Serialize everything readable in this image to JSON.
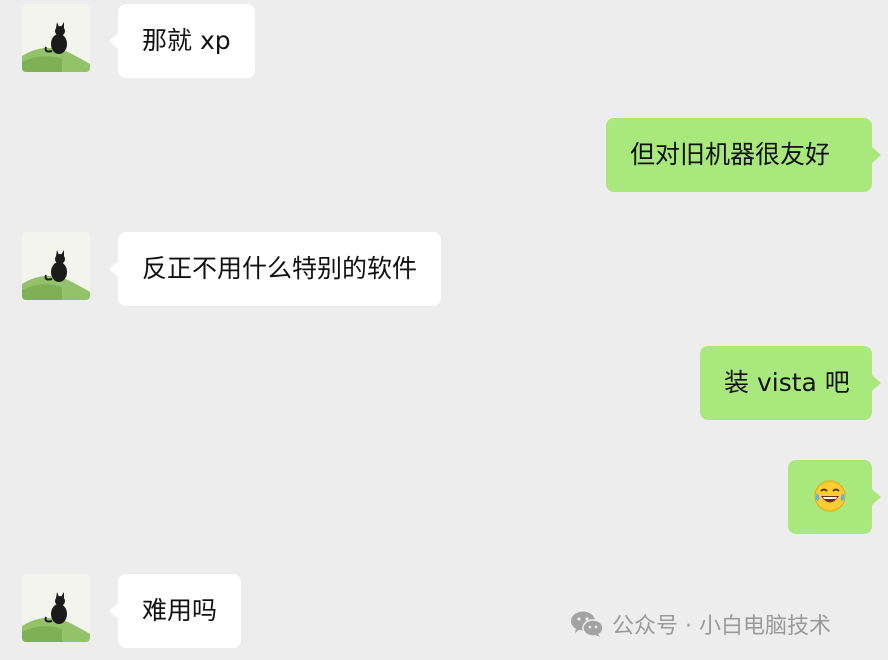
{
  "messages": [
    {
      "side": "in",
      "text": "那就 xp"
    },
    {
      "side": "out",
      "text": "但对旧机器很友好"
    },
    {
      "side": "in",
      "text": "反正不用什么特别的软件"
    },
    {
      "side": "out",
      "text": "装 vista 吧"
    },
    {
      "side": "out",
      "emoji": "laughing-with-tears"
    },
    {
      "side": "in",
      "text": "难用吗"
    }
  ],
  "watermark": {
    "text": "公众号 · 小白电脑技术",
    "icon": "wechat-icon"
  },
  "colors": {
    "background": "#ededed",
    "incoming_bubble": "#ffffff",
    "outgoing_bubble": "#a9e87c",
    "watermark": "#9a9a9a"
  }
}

-- -- --

Filter the records above for lines containing the word "text", and copy those lines.

      "text": "那就 xp"
      "text": "但对旧机器很友好"
      "text": "反正不用什么特别的软件"
      "text": "装 vista 吧"
      "text": "难用吗"
    "text": "公众号 · 小白电脑技术",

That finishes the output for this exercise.